Extracted records
** START **

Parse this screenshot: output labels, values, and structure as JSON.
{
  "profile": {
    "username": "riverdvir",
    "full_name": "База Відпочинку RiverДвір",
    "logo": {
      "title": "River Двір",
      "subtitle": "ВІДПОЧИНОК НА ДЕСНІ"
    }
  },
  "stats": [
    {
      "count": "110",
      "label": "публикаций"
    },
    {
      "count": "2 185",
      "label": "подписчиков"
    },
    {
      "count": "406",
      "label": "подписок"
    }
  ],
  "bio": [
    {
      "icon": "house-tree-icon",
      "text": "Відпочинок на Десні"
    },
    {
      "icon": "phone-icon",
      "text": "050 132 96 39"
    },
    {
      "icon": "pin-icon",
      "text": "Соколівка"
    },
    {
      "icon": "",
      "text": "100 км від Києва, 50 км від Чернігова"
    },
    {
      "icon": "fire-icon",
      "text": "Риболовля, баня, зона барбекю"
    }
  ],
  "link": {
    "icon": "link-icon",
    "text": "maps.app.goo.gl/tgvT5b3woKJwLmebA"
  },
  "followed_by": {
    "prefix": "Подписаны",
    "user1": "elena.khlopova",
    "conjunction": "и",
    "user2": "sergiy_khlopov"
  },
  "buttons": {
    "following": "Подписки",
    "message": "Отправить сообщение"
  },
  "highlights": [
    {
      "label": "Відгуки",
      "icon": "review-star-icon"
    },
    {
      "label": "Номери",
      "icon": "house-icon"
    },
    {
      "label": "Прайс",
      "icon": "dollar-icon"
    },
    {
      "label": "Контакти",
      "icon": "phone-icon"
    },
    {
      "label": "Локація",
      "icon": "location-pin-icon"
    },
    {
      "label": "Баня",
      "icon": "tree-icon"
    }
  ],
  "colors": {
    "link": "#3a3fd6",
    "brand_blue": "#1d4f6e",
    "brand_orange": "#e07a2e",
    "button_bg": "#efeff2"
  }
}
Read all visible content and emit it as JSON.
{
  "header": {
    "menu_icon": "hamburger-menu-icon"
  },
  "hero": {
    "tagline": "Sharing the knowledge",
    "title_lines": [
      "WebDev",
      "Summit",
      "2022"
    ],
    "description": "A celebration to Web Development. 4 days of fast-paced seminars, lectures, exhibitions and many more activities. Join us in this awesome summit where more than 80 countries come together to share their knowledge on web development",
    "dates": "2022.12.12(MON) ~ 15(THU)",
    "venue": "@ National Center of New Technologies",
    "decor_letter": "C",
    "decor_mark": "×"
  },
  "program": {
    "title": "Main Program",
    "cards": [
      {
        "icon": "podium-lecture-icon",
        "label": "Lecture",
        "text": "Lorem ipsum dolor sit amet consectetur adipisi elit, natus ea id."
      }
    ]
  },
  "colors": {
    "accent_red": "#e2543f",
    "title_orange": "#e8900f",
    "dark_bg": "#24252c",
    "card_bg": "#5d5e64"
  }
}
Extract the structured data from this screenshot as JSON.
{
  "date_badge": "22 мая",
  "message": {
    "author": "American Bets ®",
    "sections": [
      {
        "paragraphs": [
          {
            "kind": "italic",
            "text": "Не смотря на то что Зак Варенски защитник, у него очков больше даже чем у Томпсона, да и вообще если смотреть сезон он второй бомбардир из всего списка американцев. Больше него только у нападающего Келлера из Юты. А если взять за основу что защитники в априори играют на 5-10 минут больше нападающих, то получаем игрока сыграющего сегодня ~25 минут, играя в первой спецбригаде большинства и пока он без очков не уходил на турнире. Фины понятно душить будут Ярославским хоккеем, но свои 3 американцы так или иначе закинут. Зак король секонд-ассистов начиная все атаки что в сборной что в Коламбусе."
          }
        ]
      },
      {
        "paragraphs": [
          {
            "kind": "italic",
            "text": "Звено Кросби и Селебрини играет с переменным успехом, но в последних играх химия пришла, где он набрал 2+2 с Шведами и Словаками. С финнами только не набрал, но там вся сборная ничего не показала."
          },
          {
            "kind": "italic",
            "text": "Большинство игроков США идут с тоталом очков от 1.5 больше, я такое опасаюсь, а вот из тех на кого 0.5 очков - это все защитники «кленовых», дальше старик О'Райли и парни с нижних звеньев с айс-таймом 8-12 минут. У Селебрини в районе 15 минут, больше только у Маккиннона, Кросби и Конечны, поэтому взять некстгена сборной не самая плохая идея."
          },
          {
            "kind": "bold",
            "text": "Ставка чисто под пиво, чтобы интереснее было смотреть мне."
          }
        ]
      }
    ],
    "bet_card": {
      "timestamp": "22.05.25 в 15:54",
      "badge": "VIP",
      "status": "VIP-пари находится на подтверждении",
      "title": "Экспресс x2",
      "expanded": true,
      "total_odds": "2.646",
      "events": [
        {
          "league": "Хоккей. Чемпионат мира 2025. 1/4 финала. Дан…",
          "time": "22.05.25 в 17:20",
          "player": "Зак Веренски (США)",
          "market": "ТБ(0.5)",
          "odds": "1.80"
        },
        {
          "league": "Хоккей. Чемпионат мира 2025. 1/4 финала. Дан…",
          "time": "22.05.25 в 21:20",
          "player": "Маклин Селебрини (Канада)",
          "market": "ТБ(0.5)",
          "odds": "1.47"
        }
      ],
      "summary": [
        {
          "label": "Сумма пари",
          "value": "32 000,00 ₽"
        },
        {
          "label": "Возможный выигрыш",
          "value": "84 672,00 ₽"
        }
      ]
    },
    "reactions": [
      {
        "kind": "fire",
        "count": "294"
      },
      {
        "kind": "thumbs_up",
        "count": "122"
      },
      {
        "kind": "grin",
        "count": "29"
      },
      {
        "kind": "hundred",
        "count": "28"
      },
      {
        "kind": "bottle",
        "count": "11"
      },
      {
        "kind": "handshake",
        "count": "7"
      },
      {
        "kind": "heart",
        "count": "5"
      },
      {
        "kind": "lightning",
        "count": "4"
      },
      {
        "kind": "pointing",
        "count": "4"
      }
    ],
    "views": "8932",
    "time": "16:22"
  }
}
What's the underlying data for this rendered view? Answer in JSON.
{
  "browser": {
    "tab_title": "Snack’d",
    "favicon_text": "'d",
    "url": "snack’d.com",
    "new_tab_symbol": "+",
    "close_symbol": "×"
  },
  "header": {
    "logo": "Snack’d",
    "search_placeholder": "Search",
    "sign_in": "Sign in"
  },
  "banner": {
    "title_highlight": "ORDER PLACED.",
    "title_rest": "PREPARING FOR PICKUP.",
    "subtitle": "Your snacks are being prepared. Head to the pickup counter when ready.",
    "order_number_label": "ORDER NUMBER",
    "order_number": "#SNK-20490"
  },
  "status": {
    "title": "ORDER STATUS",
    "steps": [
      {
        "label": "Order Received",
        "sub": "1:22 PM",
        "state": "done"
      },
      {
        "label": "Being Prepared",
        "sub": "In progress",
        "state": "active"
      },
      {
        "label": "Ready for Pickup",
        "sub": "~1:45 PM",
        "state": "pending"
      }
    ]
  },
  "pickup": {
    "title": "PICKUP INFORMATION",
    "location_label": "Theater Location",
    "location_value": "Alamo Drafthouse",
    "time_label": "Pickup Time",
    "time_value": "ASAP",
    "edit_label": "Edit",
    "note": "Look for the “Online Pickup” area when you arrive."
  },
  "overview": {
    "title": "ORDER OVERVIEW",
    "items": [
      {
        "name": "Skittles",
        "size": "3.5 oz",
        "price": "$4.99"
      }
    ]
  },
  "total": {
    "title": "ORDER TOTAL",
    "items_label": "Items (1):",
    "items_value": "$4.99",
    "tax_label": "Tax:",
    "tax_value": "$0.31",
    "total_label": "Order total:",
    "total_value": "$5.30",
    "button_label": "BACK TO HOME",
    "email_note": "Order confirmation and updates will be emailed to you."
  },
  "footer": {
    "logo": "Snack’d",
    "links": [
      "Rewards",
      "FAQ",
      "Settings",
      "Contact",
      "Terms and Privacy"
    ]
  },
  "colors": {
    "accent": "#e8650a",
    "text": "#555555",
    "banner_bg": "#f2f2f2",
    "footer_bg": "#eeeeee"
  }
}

** END **

In the listing above, locate each line with "subtitle" and copy it.

      "subtitle": "ВІДПОЧИНОК НА ДЕСНІ"
    "subtitle": "Your snacks are being prepared. Head to the pickup counter when ready.",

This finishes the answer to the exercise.